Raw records
-*-

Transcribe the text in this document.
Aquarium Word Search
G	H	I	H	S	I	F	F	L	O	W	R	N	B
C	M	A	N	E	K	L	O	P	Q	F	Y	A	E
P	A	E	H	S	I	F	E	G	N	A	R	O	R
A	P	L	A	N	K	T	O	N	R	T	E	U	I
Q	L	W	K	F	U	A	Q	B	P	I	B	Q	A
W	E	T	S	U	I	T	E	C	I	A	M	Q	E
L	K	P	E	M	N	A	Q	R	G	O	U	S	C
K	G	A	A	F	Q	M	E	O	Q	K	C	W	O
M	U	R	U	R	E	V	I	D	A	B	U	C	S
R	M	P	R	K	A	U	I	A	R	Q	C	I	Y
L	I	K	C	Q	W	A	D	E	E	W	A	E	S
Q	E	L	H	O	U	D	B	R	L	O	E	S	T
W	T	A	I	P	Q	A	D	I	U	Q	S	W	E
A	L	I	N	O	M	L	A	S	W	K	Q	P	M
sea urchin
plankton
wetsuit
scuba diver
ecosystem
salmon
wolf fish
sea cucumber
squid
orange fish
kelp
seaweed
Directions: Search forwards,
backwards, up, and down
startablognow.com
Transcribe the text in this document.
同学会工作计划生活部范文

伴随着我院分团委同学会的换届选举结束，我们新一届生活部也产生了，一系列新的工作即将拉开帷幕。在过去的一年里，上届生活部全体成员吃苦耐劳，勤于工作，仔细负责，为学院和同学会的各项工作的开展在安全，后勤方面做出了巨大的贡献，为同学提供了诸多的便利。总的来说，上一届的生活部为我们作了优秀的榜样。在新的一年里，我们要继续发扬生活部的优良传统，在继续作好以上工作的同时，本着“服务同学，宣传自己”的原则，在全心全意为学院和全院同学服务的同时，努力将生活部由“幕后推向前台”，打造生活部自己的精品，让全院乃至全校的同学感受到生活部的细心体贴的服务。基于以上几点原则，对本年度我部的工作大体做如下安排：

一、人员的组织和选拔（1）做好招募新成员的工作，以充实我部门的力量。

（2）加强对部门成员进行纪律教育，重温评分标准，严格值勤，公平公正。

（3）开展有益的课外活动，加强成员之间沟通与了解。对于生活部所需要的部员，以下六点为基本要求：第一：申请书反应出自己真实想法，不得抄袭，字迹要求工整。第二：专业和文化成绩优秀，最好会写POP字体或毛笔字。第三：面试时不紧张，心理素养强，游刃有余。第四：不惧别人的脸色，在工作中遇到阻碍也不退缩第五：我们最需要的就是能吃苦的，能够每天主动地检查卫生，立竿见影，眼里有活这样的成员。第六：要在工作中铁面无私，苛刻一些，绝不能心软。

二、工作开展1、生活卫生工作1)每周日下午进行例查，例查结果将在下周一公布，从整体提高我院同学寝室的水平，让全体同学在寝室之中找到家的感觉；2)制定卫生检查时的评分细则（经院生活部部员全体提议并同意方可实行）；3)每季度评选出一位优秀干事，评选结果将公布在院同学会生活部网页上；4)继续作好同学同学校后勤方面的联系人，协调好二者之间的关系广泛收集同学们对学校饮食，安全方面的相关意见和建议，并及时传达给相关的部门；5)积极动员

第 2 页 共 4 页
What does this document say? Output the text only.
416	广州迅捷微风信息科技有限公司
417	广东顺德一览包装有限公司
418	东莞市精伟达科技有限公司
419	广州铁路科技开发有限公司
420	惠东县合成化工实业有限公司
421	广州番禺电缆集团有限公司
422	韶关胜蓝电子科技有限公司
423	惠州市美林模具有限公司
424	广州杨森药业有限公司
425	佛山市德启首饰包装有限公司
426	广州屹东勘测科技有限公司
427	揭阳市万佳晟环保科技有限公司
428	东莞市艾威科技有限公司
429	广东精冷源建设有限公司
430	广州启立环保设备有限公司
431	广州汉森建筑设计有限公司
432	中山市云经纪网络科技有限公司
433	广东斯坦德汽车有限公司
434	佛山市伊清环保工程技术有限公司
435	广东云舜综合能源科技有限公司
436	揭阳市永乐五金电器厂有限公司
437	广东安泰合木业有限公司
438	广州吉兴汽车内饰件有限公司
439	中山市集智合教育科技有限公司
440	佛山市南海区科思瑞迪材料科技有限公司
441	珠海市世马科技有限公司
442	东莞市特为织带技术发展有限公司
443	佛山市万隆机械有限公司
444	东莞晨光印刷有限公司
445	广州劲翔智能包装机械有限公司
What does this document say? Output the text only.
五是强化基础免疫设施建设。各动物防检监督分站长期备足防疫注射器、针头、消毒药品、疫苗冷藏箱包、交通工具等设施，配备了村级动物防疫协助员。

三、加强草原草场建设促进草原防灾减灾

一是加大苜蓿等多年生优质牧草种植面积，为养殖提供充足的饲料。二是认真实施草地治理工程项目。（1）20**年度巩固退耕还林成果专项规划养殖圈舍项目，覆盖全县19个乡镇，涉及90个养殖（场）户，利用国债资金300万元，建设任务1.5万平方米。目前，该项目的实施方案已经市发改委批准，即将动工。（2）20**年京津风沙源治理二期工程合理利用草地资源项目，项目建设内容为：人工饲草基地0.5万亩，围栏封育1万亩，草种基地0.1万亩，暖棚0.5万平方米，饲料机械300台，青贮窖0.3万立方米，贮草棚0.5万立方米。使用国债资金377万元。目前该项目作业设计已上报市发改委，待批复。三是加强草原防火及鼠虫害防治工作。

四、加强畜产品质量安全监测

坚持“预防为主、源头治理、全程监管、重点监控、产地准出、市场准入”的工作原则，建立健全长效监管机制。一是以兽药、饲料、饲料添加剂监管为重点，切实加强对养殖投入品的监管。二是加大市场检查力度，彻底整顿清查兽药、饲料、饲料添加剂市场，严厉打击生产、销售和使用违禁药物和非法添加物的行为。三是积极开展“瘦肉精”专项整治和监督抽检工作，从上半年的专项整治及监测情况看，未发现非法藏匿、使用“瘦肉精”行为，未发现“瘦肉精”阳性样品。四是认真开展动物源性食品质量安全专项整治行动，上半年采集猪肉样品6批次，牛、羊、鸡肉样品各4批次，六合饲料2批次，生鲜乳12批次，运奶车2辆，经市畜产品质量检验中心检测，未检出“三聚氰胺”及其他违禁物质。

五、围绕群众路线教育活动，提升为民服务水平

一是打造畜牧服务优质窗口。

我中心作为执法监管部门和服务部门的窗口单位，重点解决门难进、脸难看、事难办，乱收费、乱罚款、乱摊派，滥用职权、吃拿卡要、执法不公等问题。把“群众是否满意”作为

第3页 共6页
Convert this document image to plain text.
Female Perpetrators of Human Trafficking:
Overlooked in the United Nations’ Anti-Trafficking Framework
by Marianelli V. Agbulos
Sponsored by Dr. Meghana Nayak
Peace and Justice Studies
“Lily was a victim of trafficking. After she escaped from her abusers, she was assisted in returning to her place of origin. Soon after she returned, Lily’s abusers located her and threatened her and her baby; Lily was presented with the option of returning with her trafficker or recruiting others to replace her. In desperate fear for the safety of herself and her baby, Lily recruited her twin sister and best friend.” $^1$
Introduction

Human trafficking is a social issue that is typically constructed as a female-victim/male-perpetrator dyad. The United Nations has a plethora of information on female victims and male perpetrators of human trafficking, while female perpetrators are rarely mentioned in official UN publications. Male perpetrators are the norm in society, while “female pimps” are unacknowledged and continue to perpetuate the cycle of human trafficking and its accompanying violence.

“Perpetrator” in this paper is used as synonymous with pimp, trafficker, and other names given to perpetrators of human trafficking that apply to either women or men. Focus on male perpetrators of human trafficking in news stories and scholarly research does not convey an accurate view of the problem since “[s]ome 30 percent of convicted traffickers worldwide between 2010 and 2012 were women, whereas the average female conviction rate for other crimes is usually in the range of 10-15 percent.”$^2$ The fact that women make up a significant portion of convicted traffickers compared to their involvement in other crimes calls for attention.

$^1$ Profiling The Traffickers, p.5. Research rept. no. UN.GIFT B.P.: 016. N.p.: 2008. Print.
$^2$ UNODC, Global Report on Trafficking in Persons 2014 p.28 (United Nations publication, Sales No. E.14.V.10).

-*-

TASK OBJECTIVE
Show every line that contains the word "United".

REPLY
Overlooked in the United Nations’ Anti-Trafficking Framework
Human trafficking is a social issue that is typically constructed as a female-victim/male-perpetrator dyad. The United Nations has a plethora of information on female victims and male perpetrators of human trafficking, while female perpetrators are rarely mentioned in official UN publications. Male perpetrators are the norm in society, while “female pimps” are unacknowledged and continue to perpetuate the cycle of human trafficking and its accompanying violence.
$^2$ UNODC, Global Report on Trafficking in Persons 2014 p.28 (United Nations publication, Sales No. E.14.V.10).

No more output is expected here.